(Collected data entries)
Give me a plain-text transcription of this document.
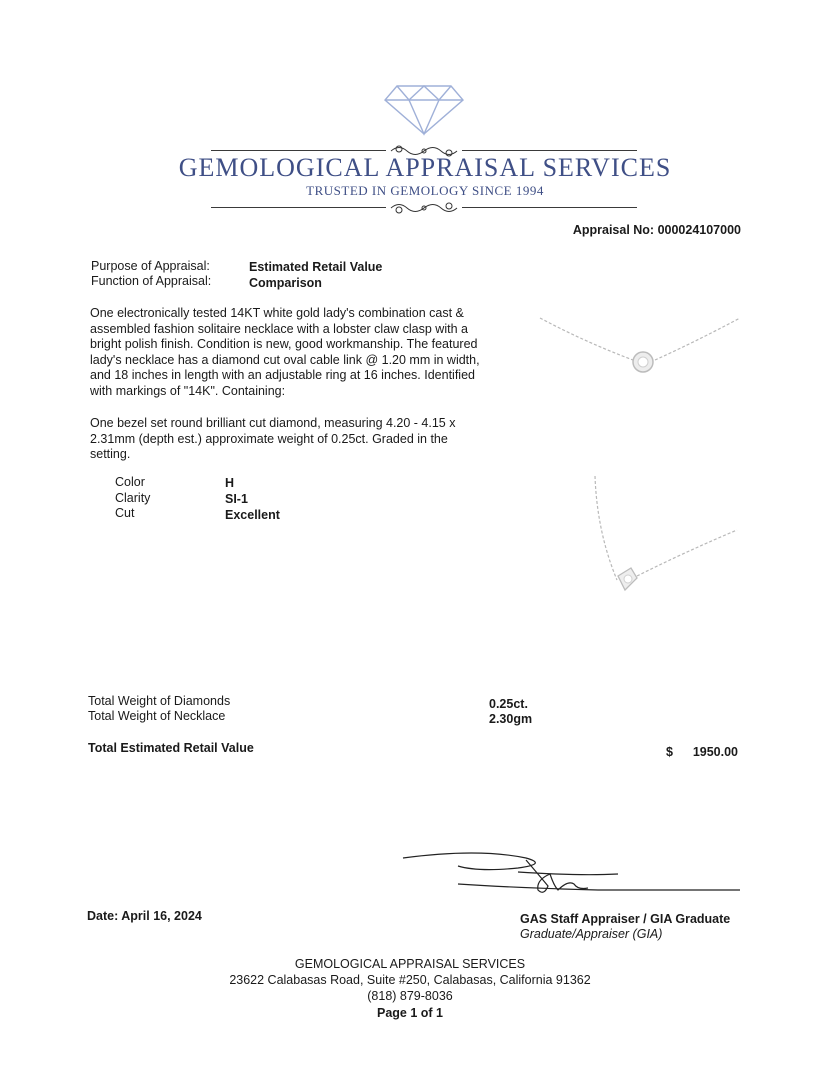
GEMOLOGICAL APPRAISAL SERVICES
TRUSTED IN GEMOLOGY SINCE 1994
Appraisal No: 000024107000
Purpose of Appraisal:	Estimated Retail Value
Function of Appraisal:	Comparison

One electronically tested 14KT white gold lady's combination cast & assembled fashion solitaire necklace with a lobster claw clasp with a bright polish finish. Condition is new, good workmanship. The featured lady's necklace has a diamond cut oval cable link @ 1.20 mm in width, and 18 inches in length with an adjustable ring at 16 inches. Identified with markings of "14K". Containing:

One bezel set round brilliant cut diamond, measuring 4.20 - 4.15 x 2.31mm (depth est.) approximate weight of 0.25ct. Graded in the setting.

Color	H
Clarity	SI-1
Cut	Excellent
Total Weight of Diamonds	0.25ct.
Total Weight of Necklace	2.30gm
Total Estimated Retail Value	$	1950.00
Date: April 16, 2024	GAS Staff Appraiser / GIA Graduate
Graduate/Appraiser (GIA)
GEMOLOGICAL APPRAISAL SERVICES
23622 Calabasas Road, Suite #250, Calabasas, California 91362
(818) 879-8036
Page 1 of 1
* * *
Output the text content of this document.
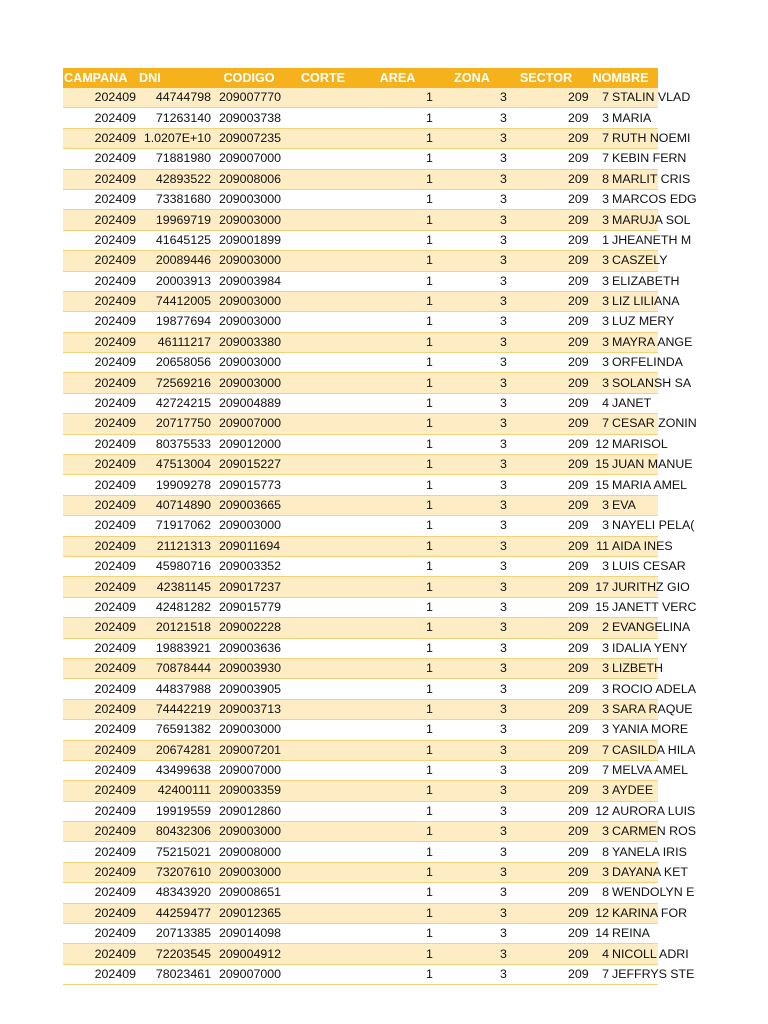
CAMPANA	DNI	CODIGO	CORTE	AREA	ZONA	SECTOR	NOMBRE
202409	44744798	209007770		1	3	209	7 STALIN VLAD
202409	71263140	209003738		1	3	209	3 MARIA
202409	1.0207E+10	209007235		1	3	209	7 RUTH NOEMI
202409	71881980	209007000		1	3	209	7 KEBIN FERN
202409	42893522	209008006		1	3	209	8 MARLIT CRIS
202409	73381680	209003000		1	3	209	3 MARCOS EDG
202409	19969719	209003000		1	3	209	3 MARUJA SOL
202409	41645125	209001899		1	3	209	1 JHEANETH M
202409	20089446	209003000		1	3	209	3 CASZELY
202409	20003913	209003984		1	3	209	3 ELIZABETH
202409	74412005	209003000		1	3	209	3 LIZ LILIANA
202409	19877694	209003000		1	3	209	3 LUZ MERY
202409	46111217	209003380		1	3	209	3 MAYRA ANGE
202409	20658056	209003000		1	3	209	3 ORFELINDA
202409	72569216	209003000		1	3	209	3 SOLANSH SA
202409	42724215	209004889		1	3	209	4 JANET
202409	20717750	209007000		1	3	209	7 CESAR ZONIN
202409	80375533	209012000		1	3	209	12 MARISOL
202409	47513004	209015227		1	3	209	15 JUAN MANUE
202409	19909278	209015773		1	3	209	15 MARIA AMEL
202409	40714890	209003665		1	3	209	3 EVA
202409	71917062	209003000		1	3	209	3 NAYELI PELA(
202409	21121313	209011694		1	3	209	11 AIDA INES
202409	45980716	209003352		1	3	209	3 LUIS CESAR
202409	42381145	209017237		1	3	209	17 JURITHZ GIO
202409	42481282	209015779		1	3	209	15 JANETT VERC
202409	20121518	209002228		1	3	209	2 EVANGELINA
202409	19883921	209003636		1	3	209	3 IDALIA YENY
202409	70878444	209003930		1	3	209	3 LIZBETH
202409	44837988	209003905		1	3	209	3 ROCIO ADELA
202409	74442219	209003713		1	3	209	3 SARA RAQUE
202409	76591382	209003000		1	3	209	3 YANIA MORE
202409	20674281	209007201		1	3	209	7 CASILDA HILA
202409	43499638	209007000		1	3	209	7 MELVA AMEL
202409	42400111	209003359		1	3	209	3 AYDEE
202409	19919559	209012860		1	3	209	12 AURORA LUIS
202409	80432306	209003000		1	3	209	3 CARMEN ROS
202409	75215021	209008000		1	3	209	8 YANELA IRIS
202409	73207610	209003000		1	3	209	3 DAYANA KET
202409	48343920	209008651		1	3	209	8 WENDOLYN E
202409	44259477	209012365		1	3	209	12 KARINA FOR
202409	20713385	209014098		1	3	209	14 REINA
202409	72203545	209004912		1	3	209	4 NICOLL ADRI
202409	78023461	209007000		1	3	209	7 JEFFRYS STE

**Problem statement:** Count up every line above that has the word "MARIA" in it; answer with the number alone.

**Solution to this task:** 2